# [Given request]
Write the data out again, exactly as given.

::::

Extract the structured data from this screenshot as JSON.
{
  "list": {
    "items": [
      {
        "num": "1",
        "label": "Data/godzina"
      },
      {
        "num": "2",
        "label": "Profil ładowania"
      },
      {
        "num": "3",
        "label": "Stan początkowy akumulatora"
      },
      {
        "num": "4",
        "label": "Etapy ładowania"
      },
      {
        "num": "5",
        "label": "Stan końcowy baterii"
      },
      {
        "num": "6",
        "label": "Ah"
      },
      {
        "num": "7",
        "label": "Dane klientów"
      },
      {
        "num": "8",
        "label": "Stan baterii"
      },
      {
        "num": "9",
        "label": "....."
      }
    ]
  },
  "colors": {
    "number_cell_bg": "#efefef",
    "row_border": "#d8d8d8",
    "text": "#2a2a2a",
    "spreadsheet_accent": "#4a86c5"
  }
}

::::

# [Answer below]
Extract the structured data from this screenshot as JSON.
{
  "list": {
    "items": [
      {
        "num": "1",
        "label": "Data/godzina"
      },
      {
        "num": "2",
        "label": "Profil ładowania"
      },
      {
        "num": "3",
        "label": "Stan początkowy akumulatora"
      },
      {
        "num": "4",
        "label": "Etapy ładowania"
      },
      {
        "num": "5",
        "label": "Stan końcowy baterii"
      },
      {
        "num": "6",
        "label": "Ah"
      },
      {
        "num": "7",
        "label": "Dane klientów"
      },
      {
        "num": "8",
        "label": "Stan baterii"
      },
      {
        "num": "9",
        "label": "....."
      }
    ]
  },
  "colors": {
    "number_cell_bg": "#efefef",
    "row_border": "#d8d8d8",
    "text": "#2a2a2a",
    "spreadsheet_accent": "#4a86c5"
  }
}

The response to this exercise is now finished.